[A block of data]
╔══

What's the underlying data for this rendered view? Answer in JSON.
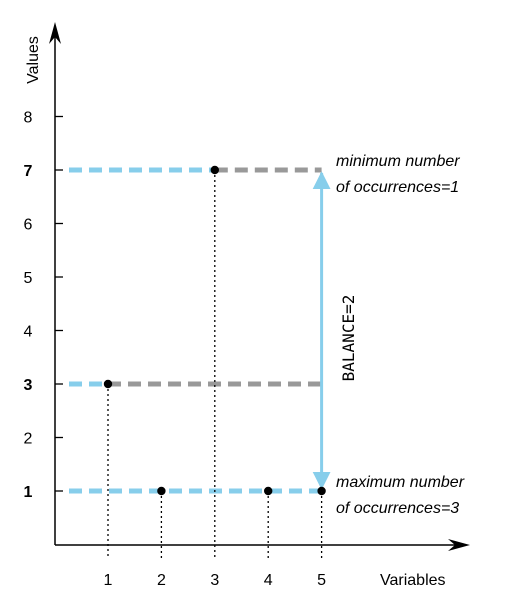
{
  "axes": {
    "y_title": "Values",
    "x_title": "Variables",
    "y_ticks": [
      {
        "value": 1,
        "label": "1",
        "bold": true
      },
      {
        "value": 2,
        "label": "2",
        "bold": false
      },
      {
        "value": 3,
        "label": "3",
        "bold": true
      },
      {
        "value": 4,
        "label": "4",
        "bold": false
      },
      {
        "value": 5,
        "label": "5",
        "bold": false
      },
      {
        "value": 6,
        "label": "6",
        "bold": false
      },
      {
        "value": 7,
        "label": "7",
        "bold": true
      },
      {
        "value": 8,
        "label": "8",
        "bold": false
      }
    ],
    "x_ticks": [
      {
        "value": 1,
        "label": "1"
      },
      {
        "value": 2,
        "label": "2"
      },
      {
        "value": 3,
        "label": "3"
      },
      {
        "value": 4,
        "label": "4"
      },
      {
        "value": 5,
        "label": "5"
      }
    ]
  },
  "points": [
    {
      "variable": 1,
      "value": 3
    },
    {
      "variable": 2,
      "value": 1
    },
    {
      "variable": 3,
      "value": 7
    },
    {
      "variable": 4,
      "value": 1
    },
    {
      "variable": 5,
      "value": 1
    }
  ],
  "levels": [
    {
      "value": 7,
      "kind": "minimum"
    },
    {
      "value": 3,
      "kind": "other"
    },
    {
      "value": 1,
      "kind": "maximum"
    }
  ],
  "annotations": {
    "min_line1": "minimum number",
    "min_line2": "of occurrences=1",
    "max_line1": "maximum number",
    "max_line2": "of occurrences=3",
    "balance": "BALANCE=2"
  },
  "colors": {
    "blue": "#87ceeb",
    "gray": "#999999",
    "black": "#000000"
  }
}
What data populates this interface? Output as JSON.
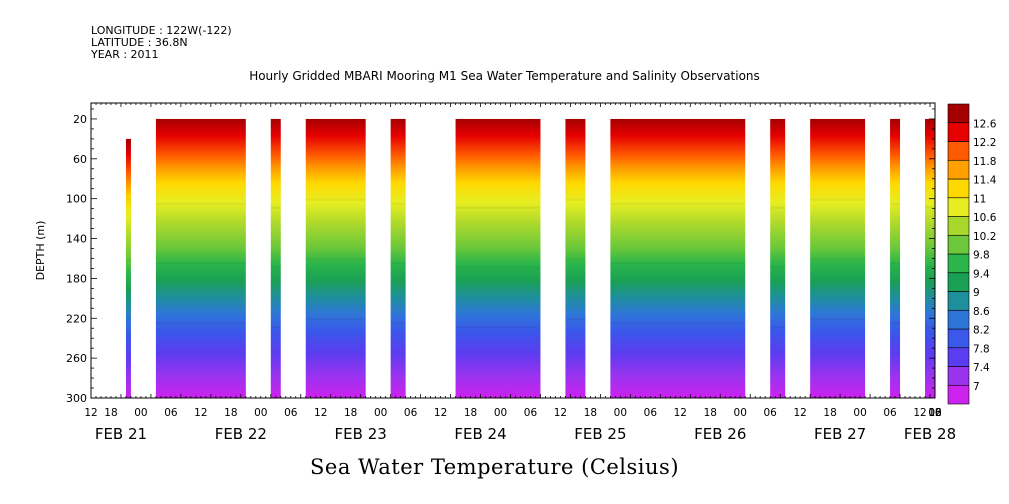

╚══

● **Exercise prompt**:
Determine how many lines in the records contain "occurrences", and reply with the number only.

● **Task response**:
2